* _Exercise directions_
Everything in the listing should be restated word for word.

━━━━━━━━━━━━━━━━━━━━

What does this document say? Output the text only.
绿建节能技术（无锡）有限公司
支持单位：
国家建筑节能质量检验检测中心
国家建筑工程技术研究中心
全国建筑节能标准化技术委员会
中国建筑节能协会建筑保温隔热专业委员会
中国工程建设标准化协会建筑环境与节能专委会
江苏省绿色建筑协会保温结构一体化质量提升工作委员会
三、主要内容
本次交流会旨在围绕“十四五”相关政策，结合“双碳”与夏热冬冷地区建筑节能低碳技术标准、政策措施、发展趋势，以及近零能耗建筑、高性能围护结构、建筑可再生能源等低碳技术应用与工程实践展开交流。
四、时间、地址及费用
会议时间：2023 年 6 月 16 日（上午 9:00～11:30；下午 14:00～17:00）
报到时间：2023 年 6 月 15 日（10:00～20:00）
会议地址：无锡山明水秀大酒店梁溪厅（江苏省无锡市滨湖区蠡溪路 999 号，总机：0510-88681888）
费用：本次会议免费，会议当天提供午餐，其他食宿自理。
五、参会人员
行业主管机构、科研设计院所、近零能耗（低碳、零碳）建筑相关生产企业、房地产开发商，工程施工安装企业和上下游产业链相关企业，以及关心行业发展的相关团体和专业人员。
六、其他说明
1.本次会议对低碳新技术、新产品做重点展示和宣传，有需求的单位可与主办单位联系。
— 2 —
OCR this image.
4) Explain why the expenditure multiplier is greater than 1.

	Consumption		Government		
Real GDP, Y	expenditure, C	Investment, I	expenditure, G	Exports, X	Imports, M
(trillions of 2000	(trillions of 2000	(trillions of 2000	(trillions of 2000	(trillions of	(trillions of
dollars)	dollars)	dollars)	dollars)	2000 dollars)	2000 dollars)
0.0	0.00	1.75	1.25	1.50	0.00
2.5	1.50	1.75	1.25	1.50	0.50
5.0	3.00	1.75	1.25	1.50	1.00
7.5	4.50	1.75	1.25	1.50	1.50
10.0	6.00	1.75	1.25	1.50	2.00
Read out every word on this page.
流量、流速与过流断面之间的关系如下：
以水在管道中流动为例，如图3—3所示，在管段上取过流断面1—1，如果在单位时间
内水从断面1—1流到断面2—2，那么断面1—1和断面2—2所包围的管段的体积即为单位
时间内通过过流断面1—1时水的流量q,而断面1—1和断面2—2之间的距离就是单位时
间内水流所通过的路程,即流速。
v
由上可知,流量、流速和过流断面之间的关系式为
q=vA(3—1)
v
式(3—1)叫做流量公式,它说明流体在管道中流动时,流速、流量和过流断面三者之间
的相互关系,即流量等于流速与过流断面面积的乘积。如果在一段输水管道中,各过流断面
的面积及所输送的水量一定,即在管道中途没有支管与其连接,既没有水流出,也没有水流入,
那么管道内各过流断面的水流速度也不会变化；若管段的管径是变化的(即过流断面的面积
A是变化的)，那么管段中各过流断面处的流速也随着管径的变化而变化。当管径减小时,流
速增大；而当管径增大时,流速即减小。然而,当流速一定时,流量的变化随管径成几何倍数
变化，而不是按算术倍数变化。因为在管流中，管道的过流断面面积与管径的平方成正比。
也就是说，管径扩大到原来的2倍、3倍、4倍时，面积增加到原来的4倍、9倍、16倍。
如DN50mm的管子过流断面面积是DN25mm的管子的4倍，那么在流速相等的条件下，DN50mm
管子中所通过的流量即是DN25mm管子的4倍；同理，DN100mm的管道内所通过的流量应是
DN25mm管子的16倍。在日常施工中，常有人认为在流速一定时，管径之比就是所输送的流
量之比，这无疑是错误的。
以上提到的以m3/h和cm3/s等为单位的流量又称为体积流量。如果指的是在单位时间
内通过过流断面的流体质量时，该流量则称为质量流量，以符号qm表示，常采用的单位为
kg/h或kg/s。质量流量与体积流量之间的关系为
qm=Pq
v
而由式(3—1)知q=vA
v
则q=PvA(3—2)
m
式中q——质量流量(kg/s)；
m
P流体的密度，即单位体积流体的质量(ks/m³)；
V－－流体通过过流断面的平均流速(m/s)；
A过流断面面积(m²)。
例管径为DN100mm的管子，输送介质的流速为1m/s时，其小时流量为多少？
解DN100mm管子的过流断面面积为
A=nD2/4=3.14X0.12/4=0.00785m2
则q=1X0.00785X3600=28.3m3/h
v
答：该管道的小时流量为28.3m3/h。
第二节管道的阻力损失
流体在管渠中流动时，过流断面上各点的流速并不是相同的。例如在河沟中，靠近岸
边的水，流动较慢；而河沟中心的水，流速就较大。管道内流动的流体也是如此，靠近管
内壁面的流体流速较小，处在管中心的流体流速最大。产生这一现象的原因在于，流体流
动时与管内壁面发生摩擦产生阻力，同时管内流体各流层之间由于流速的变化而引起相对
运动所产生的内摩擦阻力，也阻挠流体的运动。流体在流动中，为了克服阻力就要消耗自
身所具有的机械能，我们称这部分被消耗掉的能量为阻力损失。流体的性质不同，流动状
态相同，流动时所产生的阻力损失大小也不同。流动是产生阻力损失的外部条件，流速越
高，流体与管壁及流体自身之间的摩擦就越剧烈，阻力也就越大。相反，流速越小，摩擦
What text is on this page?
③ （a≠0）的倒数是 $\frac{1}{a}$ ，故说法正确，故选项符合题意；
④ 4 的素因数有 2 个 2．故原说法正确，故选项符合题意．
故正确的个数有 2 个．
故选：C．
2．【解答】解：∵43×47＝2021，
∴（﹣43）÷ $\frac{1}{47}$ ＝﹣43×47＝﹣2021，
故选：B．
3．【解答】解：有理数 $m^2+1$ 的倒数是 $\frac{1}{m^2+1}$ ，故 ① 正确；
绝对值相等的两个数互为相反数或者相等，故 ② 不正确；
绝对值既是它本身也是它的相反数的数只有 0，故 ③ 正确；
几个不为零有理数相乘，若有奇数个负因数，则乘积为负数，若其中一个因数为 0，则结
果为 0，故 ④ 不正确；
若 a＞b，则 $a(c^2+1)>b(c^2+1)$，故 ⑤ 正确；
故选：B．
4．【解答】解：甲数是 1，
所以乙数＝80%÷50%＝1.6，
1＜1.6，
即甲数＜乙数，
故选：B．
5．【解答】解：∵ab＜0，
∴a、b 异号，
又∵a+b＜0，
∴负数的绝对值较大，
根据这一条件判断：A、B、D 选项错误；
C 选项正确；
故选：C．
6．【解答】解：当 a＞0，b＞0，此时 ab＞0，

━━━━━━━━━━━━━━━━━━━━

* _Answer to this problem_
What does this document say? Output the text only.
绿建节能技术（无锡）有限公司
支持单位：
国家建筑节能质量检验检测中心
国家建筑工程技术研究中心
全国建筑节能标准化技术委员会
中国建筑节能协会建筑保温隔热专业委员会
中国工程建设标准化协会建筑环境与节能专委会
江苏省绿色建筑协会保温结构一体化质量提升工作委员会
三、主要内容
本次交流会旨在围绕“十四五”相关政策，结合“双碳”与夏热冬冷地区建筑节能低碳技术标准、政策措施、发展趋势，以及近零能耗建筑、高性能围护结构、建筑可再生能源等低碳技术应用与工程实践展开交流。
四、时间、地址及费用
会议时间：2023 年 6 月 16 日（上午 9:00～11:30；下午 14:00～17:00）
报到时间：2023 年 6 月 15 日（10:00～20:00）
会议地址：无锡山明水秀大酒店梁溪厅（江苏省无锡市滨湖区蠡溪路 999 号，总机：0510-88681888）
费用：本次会议免费，会议当天提供午餐，其他食宿自理。
五、参会人员
行业主管机构、科研设计院所、近零能耗（低碳、零碳）建筑相关生产企业、房地产开发商，工程施工安装企业和上下游产业链相关企业，以及关心行业发展的相关团体和专业人员。
六、其他说明
1.本次会议对低碳新技术、新产品做重点展示和宣传，有需求的单位可与主办单位联系。
— 2 —
OCR this image.
4) Explain why the expenditure multiplier is greater than 1.

	Consumption		Government		
Real GDP, Y	expenditure, C	Investment, I	expenditure, G	Exports, X	Imports, M
(trillions of 2000	(trillions of 2000	(trillions of 2000	(trillions of 2000	(trillions of	(trillions of
dollars)	dollars)	dollars)	dollars)	2000 dollars)	2000 dollars)
0.0	0.00	1.75	1.25	1.50	0.00
2.5	1.50	1.75	1.25	1.50	0.50
5.0	3.00	1.75	1.25	1.50	1.00
7.5	4.50	1.75	1.25	1.50	1.50
10.0	6.00	1.75	1.25	1.50	2.00
Read out every word on this page.
流量、流速与过流断面之间的关系如下：
以水在管道中流动为例，如图3—3所示，在管段上取过流断面1—1，如果在单位时间
内水从断面1—1流到断面2—2，那么断面1—1和断面2—2所包围的管段的体积即为单位
时间内通过过流断面1—1时水的流量q,而断面1—1和断面2—2之间的距离就是单位时
间内水流所通过的路程,即流速。
v
由上可知,流量、流速和过流断面之间的关系式为
q=vA(3—1)
v
式(3—1)叫做流量公式,它说明流体在管道中流动时,流速、流量和过流断面三者之间
的相互关系,即流量等于流速与过流断面面积的乘积。如果在一段输水管道中,各过流断面
的面积及所输送的水量一定,即在管道中途没有支管与其连接,既没有水流出,也没有水流入,
那么管道内各过流断面的水流速度也不会变化；若管段的管径是变化的(即过流断面的面积
A是变化的)，那么管段中各过流断面处的流速也随着管径的变化而变化。当管径减小时,流
速增大；而当管径增大时,流速即减小。然而,当流速一定时,流量的变化随管径成几何倍数
变化，而不是按算术倍数变化。因为在管流中，管道的过流断面面积与管径的平方成正比。
也就是说，管径扩大到原来的2倍、3倍、4倍时，面积增加到原来的4倍、9倍、16倍。
如DN50mm的管子过流断面面积是DN25mm的管子的4倍，那么在流速相等的条件下，DN50mm
管子中所通过的流量即是DN25mm管子的4倍；同理，DN100mm的管道内所通过的流量应是
DN25mm管子的16倍。在日常施工中，常有人认为在流速一定时，管径之比就是所输送的流
量之比，这无疑是错误的。
以上提到的以m3/h和cm3/s等为单位的流量又称为体积流量。如果指的是在单位时间
内通过过流断面的流体质量时，该流量则称为质量流量，以符号qm表示，常采用的单位为
kg/h或kg/s。质量流量与体积流量之间的关系为
qm=Pq
v
而由式(3—1)知q=vA
v
则q=PvA(3—2)
m
式中q——质量流量(kg/s)；
m
P流体的密度，即单位体积流体的质量(ks/m³)；
V－－流体通过过流断面的平均流速(m/s)；
A过流断面面积(m²)。
例管径为DN100mm的管子，输送介质的流速为1m/s时，其小时流量为多少？
解DN100mm管子的过流断面面积为
A=nD2/4=3.14X0.12/4=0.00785m2
则q=1X0.00785X3600=28.3m3/h
v
答：该管道的小时流量为28.3m3/h。
第二节管道的阻力损失
流体在管渠中流动时，过流断面上各点的流速并不是相同的。例如在河沟中，靠近岸
边的水，流动较慢；而河沟中心的水，流速就较大。管道内流动的流体也是如此，靠近管
内壁面的流体流速较小，处在管中心的流体流速最大。产生这一现象的原因在于，流体流
动时与管内壁面发生摩擦产生阻力，同时管内流体各流层之间由于流速的变化而引起相对
运动所产生的内摩擦阻力，也阻挠流体的运动。流体在流动中，为了克服阻力就要消耗自
身所具有的机械能，我们称这部分被消耗掉的能量为阻力损失。流体的性质不同，流动状
态相同，流动时所产生的阻力损失大小也不同。流动是产生阻力损失的外部条件，流速越
高，流体与管壁及流体自身之间的摩擦就越剧烈，阻力也就越大。相反，流速越小，摩擦
What text is on this page?
③ （a≠0）的倒数是 $\frac{1}{a}$ ，故说法正确，故选项符合题意；
④ 4 的素因数有 2 个 2．故原说法正确，故选项符合题意．
故正确的个数有 2 个．
故选：C．
2．【解答】解：∵43×47＝2021，
∴（﹣43）÷ $\frac{1}{47}$ ＝﹣43×47＝﹣2021，
故选：B．
3．【解答】解：有理数 $m^2+1$ 的倒数是 $\frac{1}{m^2+1}$ ，故 ① 正确；
绝对值相等的两个数互为相反数或者相等，故 ② 不正确；
绝对值既是它本身也是它的相反数的数只有 0，故 ③ 正确；
几个不为零有理数相乘，若有奇数个负因数，则乘积为负数，若其中一个因数为 0，则结
果为 0，故 ④ 不正确；
若 a＞b，则 $a(c^2+1)>b(c^2+1)$，故 ⑤ 正确；
故选：B．
4．【解答】解：甲数是 1，
所以乙数＝80%÷50%＝1.6，
1＜1.6，
即甲数＜乙数，
故选：B．
5．【解答】解：∵ab＜0，
∴a、b 异号，
又∵a+b＜0，
∴负数的绝对值较大，
根据这一条件判断：A、B、D 选项错误；
C 选项正确；
故选：C．
6．【解答】解：当 a＞0，b＞0，此时 ab＞0，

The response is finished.